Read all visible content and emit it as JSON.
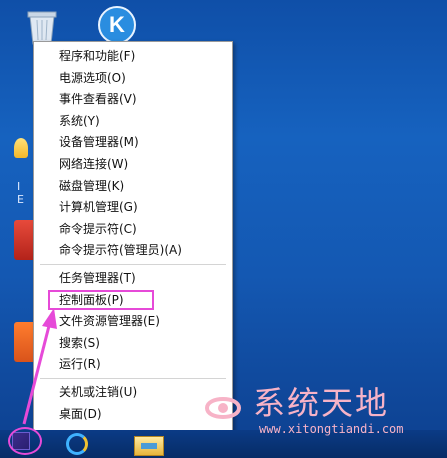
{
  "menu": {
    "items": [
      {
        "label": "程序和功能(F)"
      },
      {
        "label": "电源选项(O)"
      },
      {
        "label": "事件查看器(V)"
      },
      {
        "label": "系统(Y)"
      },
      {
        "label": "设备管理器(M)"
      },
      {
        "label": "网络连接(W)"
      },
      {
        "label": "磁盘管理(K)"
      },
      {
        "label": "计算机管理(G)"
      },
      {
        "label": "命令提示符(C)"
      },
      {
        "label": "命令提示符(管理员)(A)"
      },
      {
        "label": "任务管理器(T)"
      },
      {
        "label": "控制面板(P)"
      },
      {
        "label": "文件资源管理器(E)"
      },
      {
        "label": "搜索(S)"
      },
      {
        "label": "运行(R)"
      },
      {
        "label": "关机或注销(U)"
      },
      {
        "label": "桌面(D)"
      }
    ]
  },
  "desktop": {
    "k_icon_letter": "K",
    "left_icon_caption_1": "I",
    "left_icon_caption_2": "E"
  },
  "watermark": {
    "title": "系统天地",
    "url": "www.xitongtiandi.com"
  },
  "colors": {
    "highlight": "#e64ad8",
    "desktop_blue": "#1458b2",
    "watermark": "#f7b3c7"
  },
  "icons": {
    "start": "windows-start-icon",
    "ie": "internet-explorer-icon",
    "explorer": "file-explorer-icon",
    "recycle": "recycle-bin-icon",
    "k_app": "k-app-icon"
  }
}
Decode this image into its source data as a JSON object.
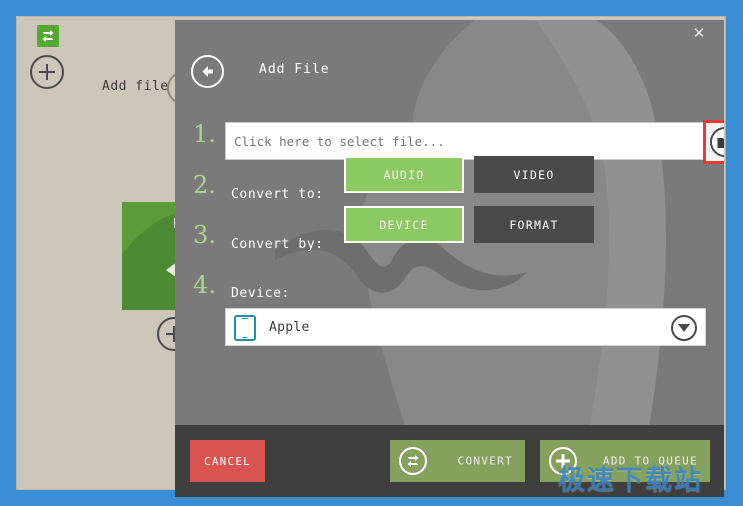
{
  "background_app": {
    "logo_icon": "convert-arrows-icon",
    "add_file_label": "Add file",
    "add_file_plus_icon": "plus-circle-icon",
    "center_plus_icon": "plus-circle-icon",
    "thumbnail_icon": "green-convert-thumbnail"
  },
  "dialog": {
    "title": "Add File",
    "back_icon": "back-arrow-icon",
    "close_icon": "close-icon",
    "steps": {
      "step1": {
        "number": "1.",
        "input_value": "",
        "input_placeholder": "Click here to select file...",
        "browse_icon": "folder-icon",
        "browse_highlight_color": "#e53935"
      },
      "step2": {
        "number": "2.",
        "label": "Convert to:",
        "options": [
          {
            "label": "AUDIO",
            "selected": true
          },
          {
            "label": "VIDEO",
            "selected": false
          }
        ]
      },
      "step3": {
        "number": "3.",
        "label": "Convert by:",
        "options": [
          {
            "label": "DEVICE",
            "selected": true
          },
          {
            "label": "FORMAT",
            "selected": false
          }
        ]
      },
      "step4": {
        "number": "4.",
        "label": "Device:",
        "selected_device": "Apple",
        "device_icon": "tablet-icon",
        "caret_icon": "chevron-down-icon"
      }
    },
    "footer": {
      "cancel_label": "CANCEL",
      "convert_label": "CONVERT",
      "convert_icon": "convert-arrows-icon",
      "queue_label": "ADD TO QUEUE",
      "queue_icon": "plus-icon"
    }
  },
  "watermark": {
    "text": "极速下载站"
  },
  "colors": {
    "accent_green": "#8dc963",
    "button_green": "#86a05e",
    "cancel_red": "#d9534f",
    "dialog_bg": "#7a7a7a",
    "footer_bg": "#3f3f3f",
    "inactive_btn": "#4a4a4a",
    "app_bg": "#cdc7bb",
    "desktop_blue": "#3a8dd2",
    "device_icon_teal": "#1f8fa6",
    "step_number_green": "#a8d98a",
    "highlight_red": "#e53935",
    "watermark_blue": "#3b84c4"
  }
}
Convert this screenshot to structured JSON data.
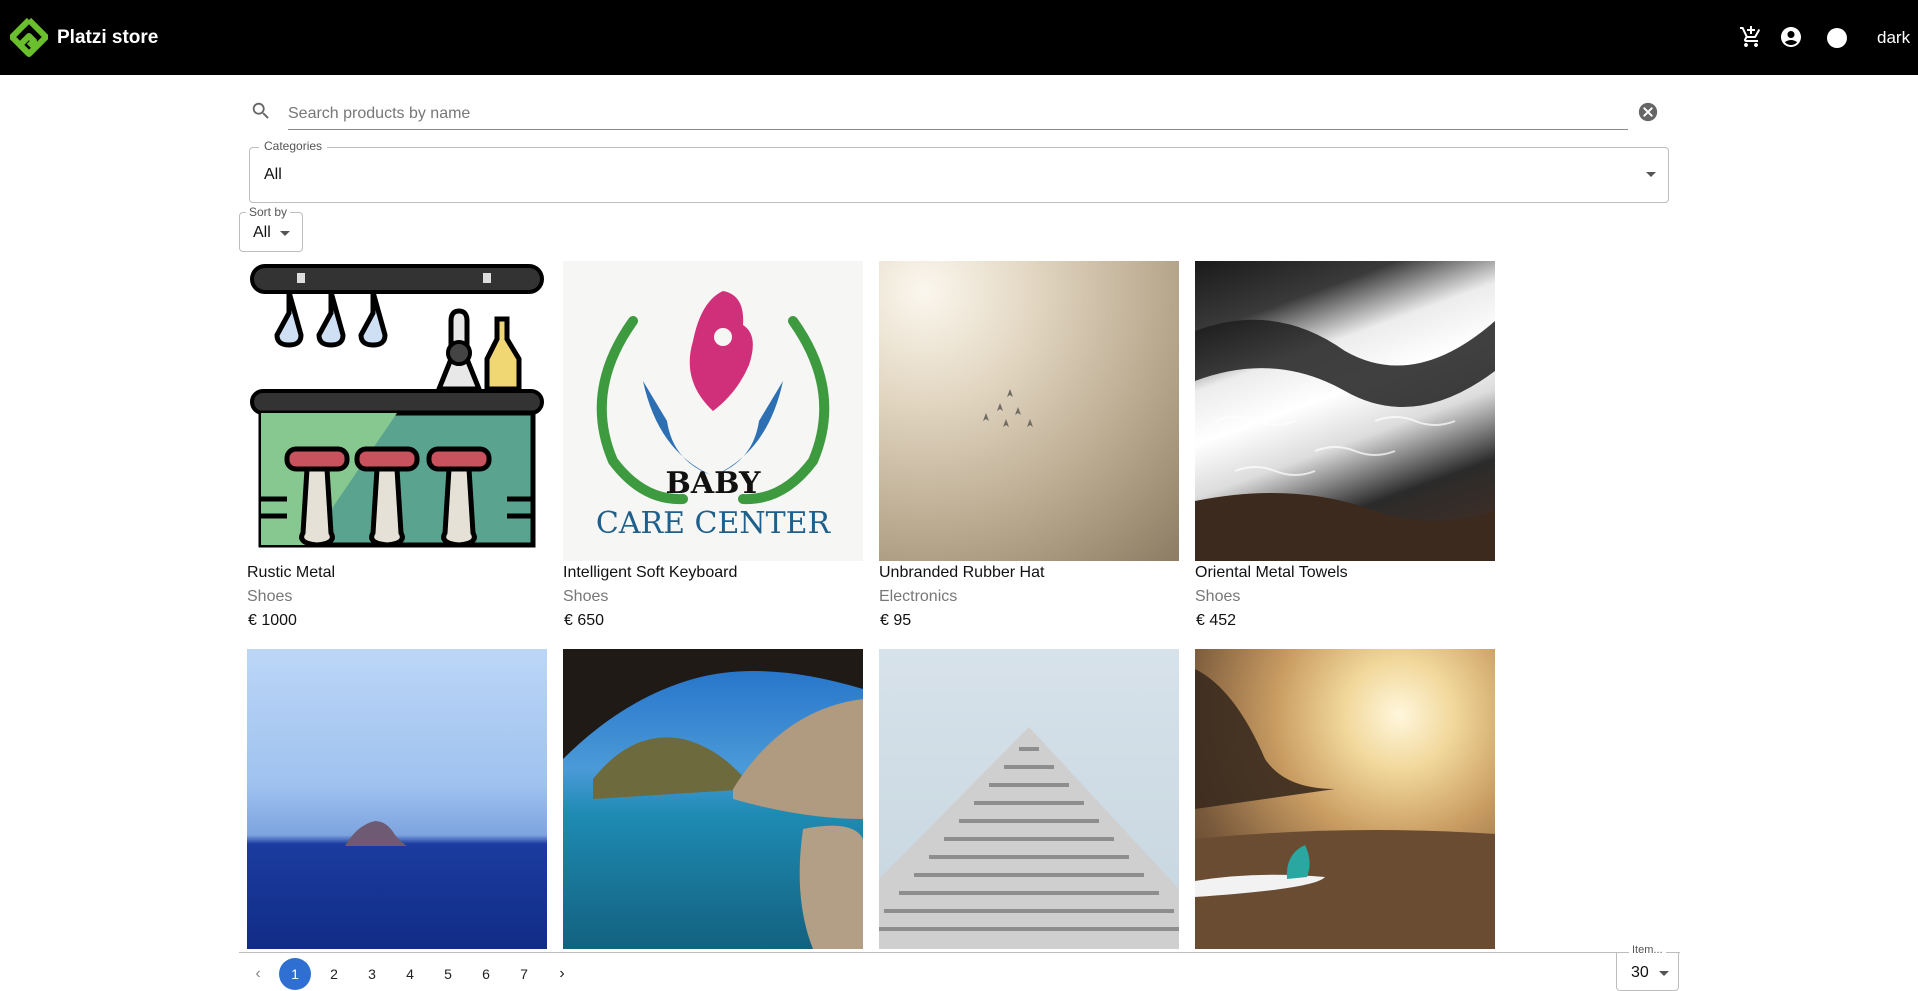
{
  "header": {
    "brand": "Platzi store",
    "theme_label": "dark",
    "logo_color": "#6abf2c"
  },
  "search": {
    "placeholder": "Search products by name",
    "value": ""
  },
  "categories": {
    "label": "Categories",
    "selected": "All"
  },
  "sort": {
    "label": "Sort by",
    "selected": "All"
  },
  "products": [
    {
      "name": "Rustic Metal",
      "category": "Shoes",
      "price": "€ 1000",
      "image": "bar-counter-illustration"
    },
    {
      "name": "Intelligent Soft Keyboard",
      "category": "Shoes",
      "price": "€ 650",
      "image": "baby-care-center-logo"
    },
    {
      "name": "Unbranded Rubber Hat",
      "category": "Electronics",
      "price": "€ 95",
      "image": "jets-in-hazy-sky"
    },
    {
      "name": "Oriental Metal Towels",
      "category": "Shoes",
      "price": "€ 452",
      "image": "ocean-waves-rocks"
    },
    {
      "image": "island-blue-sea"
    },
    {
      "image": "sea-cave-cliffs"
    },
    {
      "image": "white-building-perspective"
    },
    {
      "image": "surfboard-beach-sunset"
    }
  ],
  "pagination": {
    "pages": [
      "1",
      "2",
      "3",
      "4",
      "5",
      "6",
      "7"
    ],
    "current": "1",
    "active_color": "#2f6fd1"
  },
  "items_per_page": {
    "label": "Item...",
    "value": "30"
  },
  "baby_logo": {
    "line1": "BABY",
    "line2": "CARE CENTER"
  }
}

+-------+

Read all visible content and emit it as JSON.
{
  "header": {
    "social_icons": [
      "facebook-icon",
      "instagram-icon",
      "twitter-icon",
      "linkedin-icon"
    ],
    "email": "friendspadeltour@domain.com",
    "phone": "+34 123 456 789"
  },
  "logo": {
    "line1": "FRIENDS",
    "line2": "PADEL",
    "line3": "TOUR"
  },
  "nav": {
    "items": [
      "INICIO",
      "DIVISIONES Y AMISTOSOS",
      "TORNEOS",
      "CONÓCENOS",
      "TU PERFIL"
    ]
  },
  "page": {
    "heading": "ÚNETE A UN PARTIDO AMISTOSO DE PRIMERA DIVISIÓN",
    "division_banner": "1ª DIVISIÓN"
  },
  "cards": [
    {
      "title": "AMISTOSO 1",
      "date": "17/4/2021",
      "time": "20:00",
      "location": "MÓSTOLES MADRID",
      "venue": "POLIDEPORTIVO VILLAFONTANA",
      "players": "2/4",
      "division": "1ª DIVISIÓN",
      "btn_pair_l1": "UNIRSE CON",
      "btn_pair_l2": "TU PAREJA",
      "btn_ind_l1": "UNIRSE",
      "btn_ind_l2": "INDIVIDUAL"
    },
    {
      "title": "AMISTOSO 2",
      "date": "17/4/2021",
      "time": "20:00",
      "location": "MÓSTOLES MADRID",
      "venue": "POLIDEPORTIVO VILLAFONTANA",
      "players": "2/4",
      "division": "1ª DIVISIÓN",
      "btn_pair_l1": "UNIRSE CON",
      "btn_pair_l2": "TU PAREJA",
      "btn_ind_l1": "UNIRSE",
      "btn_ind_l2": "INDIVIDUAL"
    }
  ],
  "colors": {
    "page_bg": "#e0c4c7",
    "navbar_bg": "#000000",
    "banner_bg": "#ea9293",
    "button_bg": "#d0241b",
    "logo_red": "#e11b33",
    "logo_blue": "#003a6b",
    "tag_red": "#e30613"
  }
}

+-------+

Task objective: Of the lines in the entries above, how many include "JSON"? Only the number should be given.

Task output: 4